● PROVIDED MATERIAL:
##############################

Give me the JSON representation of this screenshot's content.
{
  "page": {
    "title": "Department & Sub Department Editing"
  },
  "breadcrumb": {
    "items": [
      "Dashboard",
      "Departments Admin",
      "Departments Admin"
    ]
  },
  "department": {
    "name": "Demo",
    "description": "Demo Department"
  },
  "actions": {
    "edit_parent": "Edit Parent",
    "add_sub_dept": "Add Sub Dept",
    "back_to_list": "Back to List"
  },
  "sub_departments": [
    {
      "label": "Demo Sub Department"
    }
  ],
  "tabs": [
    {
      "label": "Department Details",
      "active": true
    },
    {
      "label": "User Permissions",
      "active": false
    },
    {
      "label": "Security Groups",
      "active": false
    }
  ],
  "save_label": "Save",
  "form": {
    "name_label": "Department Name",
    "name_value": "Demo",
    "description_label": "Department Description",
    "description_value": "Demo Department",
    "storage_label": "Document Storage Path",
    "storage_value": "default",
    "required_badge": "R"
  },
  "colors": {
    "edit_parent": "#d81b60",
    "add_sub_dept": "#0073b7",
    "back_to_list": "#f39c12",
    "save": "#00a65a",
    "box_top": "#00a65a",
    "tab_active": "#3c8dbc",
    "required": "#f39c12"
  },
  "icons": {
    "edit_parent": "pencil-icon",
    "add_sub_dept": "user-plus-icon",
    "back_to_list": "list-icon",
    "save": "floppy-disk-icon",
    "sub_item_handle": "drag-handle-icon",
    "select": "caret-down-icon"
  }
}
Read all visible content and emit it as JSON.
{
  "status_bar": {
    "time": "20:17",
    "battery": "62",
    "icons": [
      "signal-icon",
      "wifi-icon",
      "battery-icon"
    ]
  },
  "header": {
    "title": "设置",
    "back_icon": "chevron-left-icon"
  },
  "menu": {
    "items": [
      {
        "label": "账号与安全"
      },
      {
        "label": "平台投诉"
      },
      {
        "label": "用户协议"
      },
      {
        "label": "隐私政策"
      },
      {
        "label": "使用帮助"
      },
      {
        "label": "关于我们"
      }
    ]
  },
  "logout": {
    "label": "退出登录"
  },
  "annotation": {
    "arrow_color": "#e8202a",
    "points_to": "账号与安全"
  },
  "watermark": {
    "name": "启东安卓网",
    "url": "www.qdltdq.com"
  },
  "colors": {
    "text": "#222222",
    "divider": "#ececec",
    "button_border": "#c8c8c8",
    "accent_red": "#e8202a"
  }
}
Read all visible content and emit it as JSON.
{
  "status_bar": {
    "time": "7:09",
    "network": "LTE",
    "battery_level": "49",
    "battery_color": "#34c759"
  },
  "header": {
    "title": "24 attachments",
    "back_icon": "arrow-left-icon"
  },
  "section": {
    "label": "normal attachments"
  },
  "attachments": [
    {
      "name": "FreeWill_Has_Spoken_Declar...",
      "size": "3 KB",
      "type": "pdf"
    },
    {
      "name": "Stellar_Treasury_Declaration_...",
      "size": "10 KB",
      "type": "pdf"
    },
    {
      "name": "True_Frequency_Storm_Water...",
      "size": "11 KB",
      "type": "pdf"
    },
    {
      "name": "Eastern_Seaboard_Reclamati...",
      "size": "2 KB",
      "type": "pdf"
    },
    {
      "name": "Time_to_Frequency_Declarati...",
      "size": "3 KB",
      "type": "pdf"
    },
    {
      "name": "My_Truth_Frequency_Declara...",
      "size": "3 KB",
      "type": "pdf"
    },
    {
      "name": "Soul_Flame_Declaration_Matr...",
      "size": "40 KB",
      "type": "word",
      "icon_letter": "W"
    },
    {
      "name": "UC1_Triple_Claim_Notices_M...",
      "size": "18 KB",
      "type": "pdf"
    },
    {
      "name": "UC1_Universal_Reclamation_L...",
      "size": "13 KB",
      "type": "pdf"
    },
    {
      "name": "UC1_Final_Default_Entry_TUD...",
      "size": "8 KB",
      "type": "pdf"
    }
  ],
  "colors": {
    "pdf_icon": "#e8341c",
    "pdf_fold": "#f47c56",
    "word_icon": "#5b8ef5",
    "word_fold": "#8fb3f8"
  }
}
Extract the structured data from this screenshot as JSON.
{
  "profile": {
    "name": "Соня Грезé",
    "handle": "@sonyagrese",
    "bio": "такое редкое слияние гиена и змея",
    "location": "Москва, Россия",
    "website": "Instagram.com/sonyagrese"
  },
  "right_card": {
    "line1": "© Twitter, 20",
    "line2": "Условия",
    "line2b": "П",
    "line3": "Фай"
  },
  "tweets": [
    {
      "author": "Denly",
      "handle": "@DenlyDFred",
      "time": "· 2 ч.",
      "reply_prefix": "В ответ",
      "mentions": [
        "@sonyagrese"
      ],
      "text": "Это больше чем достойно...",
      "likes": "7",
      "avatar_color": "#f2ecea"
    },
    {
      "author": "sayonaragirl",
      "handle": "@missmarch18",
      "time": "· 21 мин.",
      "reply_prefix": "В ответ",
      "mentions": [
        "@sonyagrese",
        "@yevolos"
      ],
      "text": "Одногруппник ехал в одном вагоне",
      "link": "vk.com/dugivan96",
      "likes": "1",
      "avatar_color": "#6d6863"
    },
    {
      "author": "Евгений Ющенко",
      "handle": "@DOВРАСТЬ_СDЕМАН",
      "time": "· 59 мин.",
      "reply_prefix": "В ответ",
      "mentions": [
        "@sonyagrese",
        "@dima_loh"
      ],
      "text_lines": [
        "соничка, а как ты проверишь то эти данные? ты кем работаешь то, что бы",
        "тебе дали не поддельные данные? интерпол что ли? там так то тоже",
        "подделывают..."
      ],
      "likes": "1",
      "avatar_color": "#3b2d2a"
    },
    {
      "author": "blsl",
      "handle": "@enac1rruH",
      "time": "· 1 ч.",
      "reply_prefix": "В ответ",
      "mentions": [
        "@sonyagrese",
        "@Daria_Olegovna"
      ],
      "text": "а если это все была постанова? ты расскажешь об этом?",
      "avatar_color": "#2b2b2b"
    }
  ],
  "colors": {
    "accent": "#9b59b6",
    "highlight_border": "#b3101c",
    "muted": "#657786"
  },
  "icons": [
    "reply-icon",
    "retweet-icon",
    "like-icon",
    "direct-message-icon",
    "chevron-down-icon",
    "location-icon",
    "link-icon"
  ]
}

##############################

● INSTRUCTION:
Every entry must be retyped in full, exactly as given.

● RESULT FOR THIS EXERCISE:
Give me the JSON representation of this screenshot's content.
{
  "page": {
    "title": "Department & Sub Department Editing"
  },
  "breadcrumb": {
    "items": [
      "Dashboard",
      "Departments Admin",
      "Departments Admin"
    ]
  },
  "department": {
    "name": "Demo",
    "description": "Demo Department"
  },
  "actions": {
    "edit_parent": "Edit Parent",
    "add_sub_dept": "Add Sub Dept",
    "back_to_list": "Back to List"
  },
  "sub_departments": [
    {
      "label": "Demo Sub Department"
    }
  ],
  "tabs": [
    {
      "label": "Department Details",
      "active": true
    },
    {
      "label": "User Permissions",
      "active": false
    },
    {
      "label": "Security Groups",
      "active": false
    }
  ],
  "save_label": "Save",
  "form": {
    "name_label": "Department Name",
    "name_value": "Demo",
    "description_label": "Department Description",
    "description_value": "Demo Department",
    "storage_label": "Document Storage Path",
    "storage_value": "default",
    "required_badge": "R"
  },
  "colors": {
    "edit_parent": "#d81b60",
    "add_sub_dept": "#0073b7",
    "back_to_list": "#f39c12",
    "save": "#00a65a",
    "box_top": "#00a65a",
    "tab_active": "#3c8dbc",
    "required": "#f39c12"
  },
  "icons": {
    "edit_parent": "pencil-icon",
    "add_sub_dept": "user-plus-icon",
    "back_to_list": "list-icon",
    "save": "floppy-disk-icon",
    "sub_item_handle": "drag-handle-icon",
    "select": "caret-down-icon"
  }
}
Read all visible content and emit it as JSON.
{
  "status_bar": {
    "time": "20:17",
    "battery": "62",
    "icons": [
      "signal-icon",
      "wifi-icon",
      "battery-icon"
    ]
  },
  "header": {
    "title": "设置",
    "back_icon": "chevron-left-icon"
  },
  "menu": {
    "items": [
      {
        "label": "账号与安全"
      },
      {
        "label": "平台投诉"
      },
      {
        "label": "用户协议"
      },
      {
        "label": "隐私政策"
      },
      {
        "label": "使用帮助"
      },
      {
        "label": "关于我们"
      }
    ]
  },
  "logout": {
    "label": "退出登录"
  },
  "annotation": {
    "arrow_color": "#e8202a",
    "points_to": "账号与安全"
  },
  "watermark": {
    "name": "启东安卓网",
    "url": "www.qdltdq.com"
  },
  "colors": {
    "text": "#222222",
    "divider": "#ececec",
    "button_border": "#c8c8c8",
    "accent_red": "#e8202a"
  }
}
Read all visible content and emit it as JSON.
{
  "status_bar": {
    "time": "7:09",
    "network": "LTE",
    "battery_level": "49",
    "battery_color": "#34c759"
  },
  "header": {
    "title": "24 attachments",
    "back_icon": "arrow-left-icon"
  },
  "section": {
    "label": "normal attachments"
  },
  "attachments": [
    {
      "name": "FreeWill_Has_Spoken_Declar...",
      "size": "3 KB",
      "type": "pdf"
    },
    {
      "name": "Stellar_Treasury_Declaration_...",
      "size": "10 KB",
      "type": "pdf"
    },
    {
      "name": "True_Frequency_Storm_Water...",
      "size": "11 KB",
      "type": "pdf"
    },
    {
      "name": "Eastern_Seaboard_Reclamati...",
      "size": "2 KB",
      "type": "pdf"
    },
    {
      "name": "Time_to_Frequency_Declarati...",
      "size": "3 KB",
      "type": "pdf"
    },
    {
      "name": "My_Truth_Frequency_Declara...",
      "size": "3 KB",
      "type": "pdf"
    },
    {
      "name": "Soul_Flame_Declaration_Matr...",
      "size": "40 KB",
      "type": "word",
      "icon_letter": "W"
    },
    {
      "name": "UC1_Triple_Claim_Notices_M...",
      "size": "18 KB",
      "type": "pdf"
    },
    {
      "name": "UC1_Universal_Reclamation_L...",
      "size": "13 KB",
      "type": "pdf"
    },
    {
      "name": "UC1_Final_Default_Entry_TUD...",
      "size": "8 KB",
      "type": "pdf"
    }
  ],
  "colors": {
    "pdf_icon": "#e8341c",
    "pdf_fold": "#f47c56",
    "word_icon": "#5b8ef5",
    "word_fold": "#8fb3f8"
  }
}
Extract the structured data from this screenshot as JSON.
{
  "profile": {
    "name": "Соня Грезé",
    "handle": "@sonyagrese",
    "bio": "такое редкое слияние гиена и змея",
    "location": "Москва, Россия",
    "website": "Instagram.com/sonyagrese"
  },
  "right_card": {
    "line1": "© Twitter, 20",
    "line2": "Условия",
    "line2b": "П",
    "line3": "Фай"
  },
  "tweets": [
    {
      "author": "Denly",
      "handle": "@DenlyDFred",
      "time": "· 2 ч.",
      "reply_prefix": "В ответ",
      "mentions": [
        "@sonyagrese"
      ],
      "text": "Это больше чем достойно...",
      "likes": "7",
      "avatar_color": "#f2ecea"
    },
    {
      "author": "sayonaragirl",
      "handle": "@missmarch18",
      "time": "· 21 мин.",
      "reply_prefix": "В ответ",
      "mentions": [
        "@sonyagrese",
        "@yevolos"
      ],
      "text": "Одногруппник ехал в одном вагоне",
      "link": "vk.com/dugivan96",
      "likes": "1",
      "avatar_color": "#6d6863"
    },
    {
      "author": "Евгений Ющенко",
      "handle": "@DOВРАСТЬ_СDЕМАН",
      "time": "· 59 мин.",
      "reply_prefix": "В ответ",
      "mentions": [
        "@sonyagrese",
        "@dima_loh"
      ],
      "text_lines": [
        "соничка, а как ты проверишь то эти данные? ты кем работаешь то, что бы",
        "тебе дали не поддельные данные? интерпол что ли? там так то тоже",
        "подделывают..."
      ],
      "likes": "1",
      "avatar_color": "#3b2d2a"
    },
    {
      "author": "blsl",
      "handle": "@enac1rruH",
      "time": "· 1 ч.",
      "reply_prefix": "В ответ",
      "mentions": [
        "@sonyagrese",
        "@Daria_Olegovna"
      ],
      "text": "а если это все была постанова? ты расскажешь об этом?",
      "avatar_color": "#2b2b2b"
    }
  ],
  "colors": {
    "accent": "#9b59b6",
    "highlight_border": "#b3101c",
    "muted": "#657786"
  },
  "icons": [
    "reply-icon",
    "retweet-icon",
    "like-icon",
    "direct-message-icon",
    "chevron-down-icon",
    "location-icon",
    "link-icon"
  ]
}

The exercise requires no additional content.